◆ What to work on ◆
Each record that follows should be repeated exactly, minus any images.

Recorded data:

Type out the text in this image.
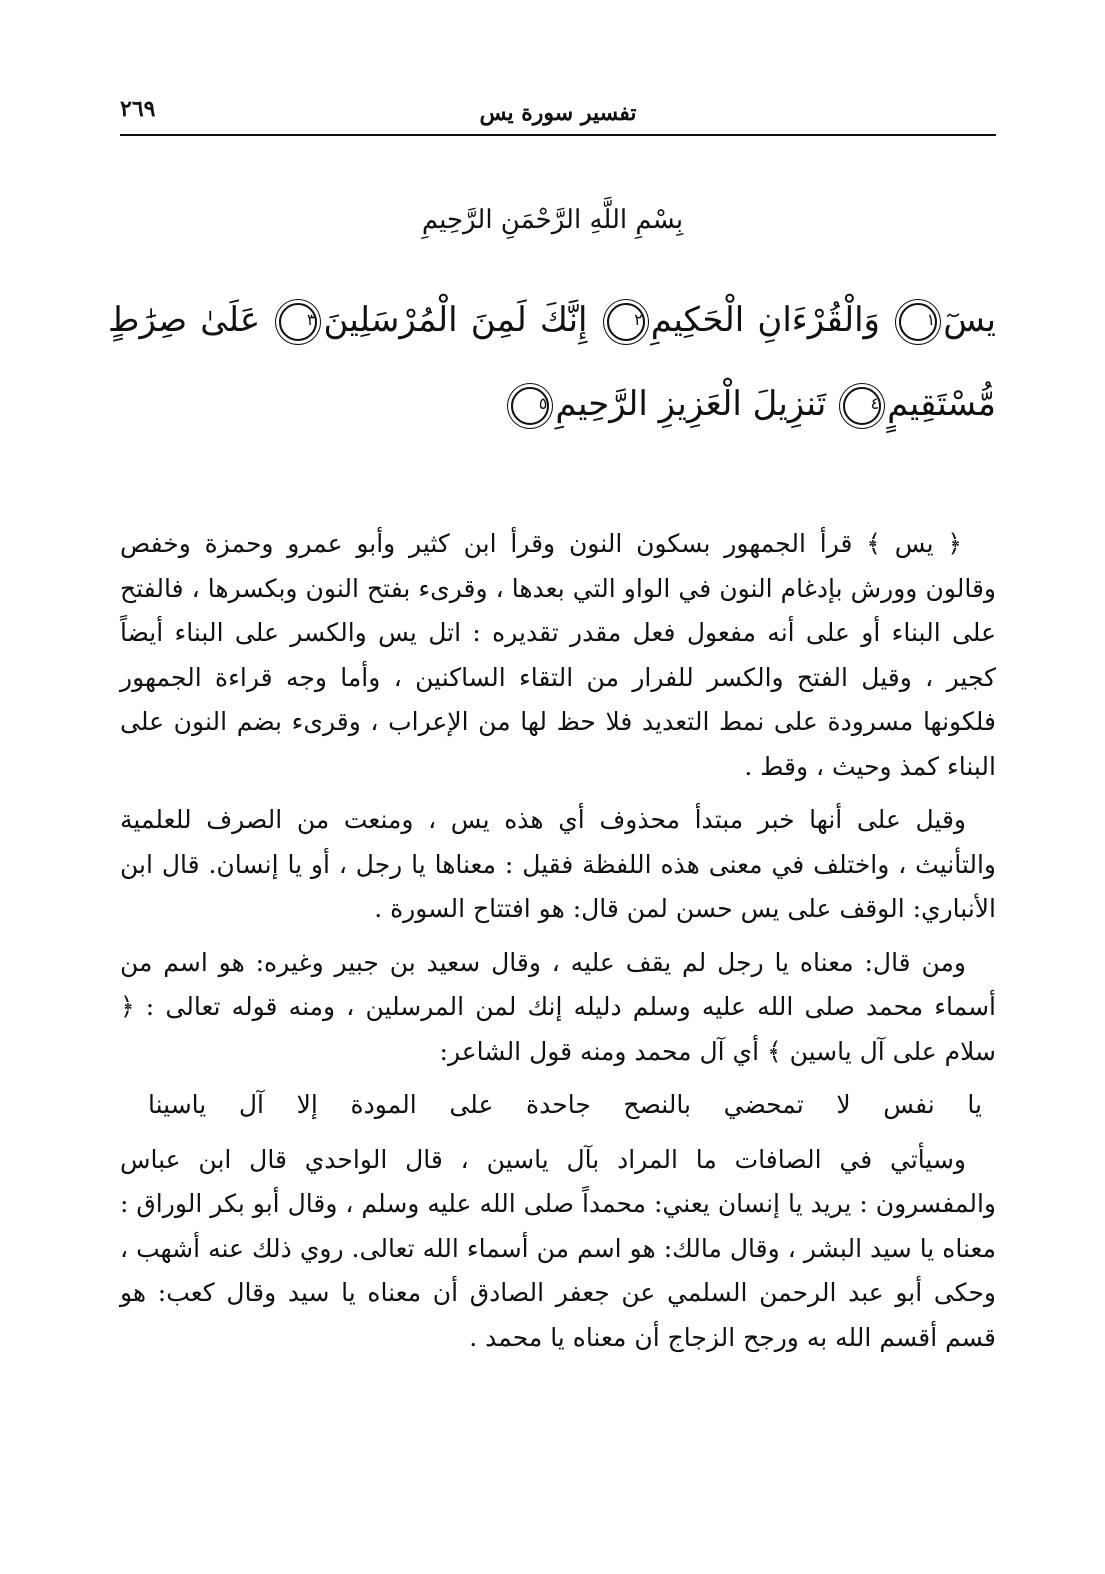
تفسير سورة يس
٢٦٩
بِسْمِ اللَّهِ الرَّحْمَنِ الرَّحِيمِ
يسٓ١ وَالْقُرْءَانِ الْحَكِيمِ٢ إِنَّكَ لَمِنَ الْمُرْسَلِينَ٣ عَلَىٰ صِرَٰطٍ مُّسْتَقِيمٍ٤ تَنزِيلَ الْعَزِيزِ الرَّحِيمِ٥

﴿ يس ﴾ قرأ الجمهور بسكون النون وقرأ ابن كثير وأبو عمرو وحمزة وخفص وقالون وورش بإدغام النون في الواو التي بعدها ، وقرىء بفتح النون وبكسرها ، فالفتح على البناء أو على أنه مفعول فعل مقدر تقديره : اتل يس والكسر على البناء أيضاً كجير ، وقيل الفتح والكسر للفرار من التقاء الساكنين ، وأما وجه قراءة الجمهور فلكونها مسرودة على نمط التعديد فلا حظ لها من الإعراب ، وقرىء بضم النون على البناء كمذ وحيث ، وقط .

وقيل على أنها خبر مبتدأ محذوف أي هذه يس ، ومنعت من الصرف للعلمية والتأنيث ، واختلف في معنى هذه اللفظة فقيل : معناها يا رجل ، أو يا إنسان. قال ابن الأنباري: الوقف على يس حسن لمن قال: هو افتتاح السورة .

ومن قال: معناه يا رجل لم يقف عليه ، وقال سعيد بن جبير وغيره: هو اسم من أسماء محمد صلى الله عليه وسلم دليله إنك لمن المرسلين ، ومنه قوله تعالى : ﴿ سلام على آل ياسين ﴾ أي آل محمد ومنه قول الشاعر:

يا نفس لا تمحضي بالنصح جاحدة على المودة إلا آل ياسينا

وسيأتي في الصافات ما المراد بآل ياسين ، قال الواحدي قال ابن عباس والمفسرون : يريد يا إنسان يعني: محمداً صلى الله عليه وسلم ، وقال أبو بكر الوراق : معناه يا سيد البشر ، وقال مالك: هو اسم من أسماء الله تعالى. روي ذلك عنه أشهب ، وحكى أبو عبد الرحمن السلمي عن جعفر الصادق أن معناه يا سيد وقال كعب: هو قسم أقسم الله به ورجح الزجاج أن معناه يا محمد .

◆ Answer to this exercise ◆
Type out the text in this image.
تفسير سورة يس
٢٦٩
بِسْمِ اللَّهِ الرَّحْمَنِ الرَّحِيمِ
يسٓ١ وَالْقُرْءَانِ الْحَكِيمِ٢ إِنَّكَ لَمِنَ الْمُرْسَلِينَ٣ عَلَىٰ صِرَٰطٍ مُّسْتَقِيمٍ٤ تَنزِيلَ الْعَزِيزِ الرَّحِيمِ٥

﴿ يس ﴾ قرأ الجمهور بسكون النون وقرأ ابن كثير وأبو عمرو وحمزة وخفص وقالون وورش بإدغام النون في الواو التي بعدها ، وقرىء بفتح النون وبكسرها ، فالفتح على البناء أو على أنه مفعول فعل مقدر تقديره : اتل يس والكسر على البناء أيضاً كجير ، وقيل الفتح والكسر للفرار من التقاء الساكنين ، وأما وجه قراءة الجمهور فلكونها مسرودة على نمط التعديد فلا حظ لها من الإعراب ، وقرىء بضم النون على البناء كمذ وحيث ، وقط .

وقيل على أنها خبر مبتدأ محذوف أي هذه يس ، ومنعت من الصرف للعلمية والتأنيث ، واختلف في معنى هذه اللفظة فقيل : معناها يا رجل ، أو يا إنسان. قال ابن الأنباري: الوقف على يس حسن لمن قال: هو افتتاح السورة .

ومن قال: معناه يا رجل لم يقف عليه ، وقال سعيد بن جبير وغيره: هو اسم من أسماء محمد صلى الله عليه وسلم دليله إنك لمن المرسلين ، ومنه قوله تعالى : ﴿ سلام على آل ياسين ﴾ أي آل محمد ومنه قول الشاعر:

يا نفس لا تمحضي بالنصح جاحدة على المودة إلا آل ياسينا

وسيأتي في الصافات ما المراد بآل ياسين ، قال الواحدي قال ابن عباس والمفسرون : يريد يا إنسان يعني: محمداً صلى الله عليه وسلم ، وقال أبو بكر الوراق : معناه يا سيد البشر ، وقال مالك: هو اسم من أسماء الله تعالى. روي ذلك عنه أشهب ، وحكى أبو عبد الرحمن السلمي عن جعفر الصادق أن معناه يا سيد وقال كعب: هو قسم أقسم الله به ورجح الزجاج أن معناه يا محمد .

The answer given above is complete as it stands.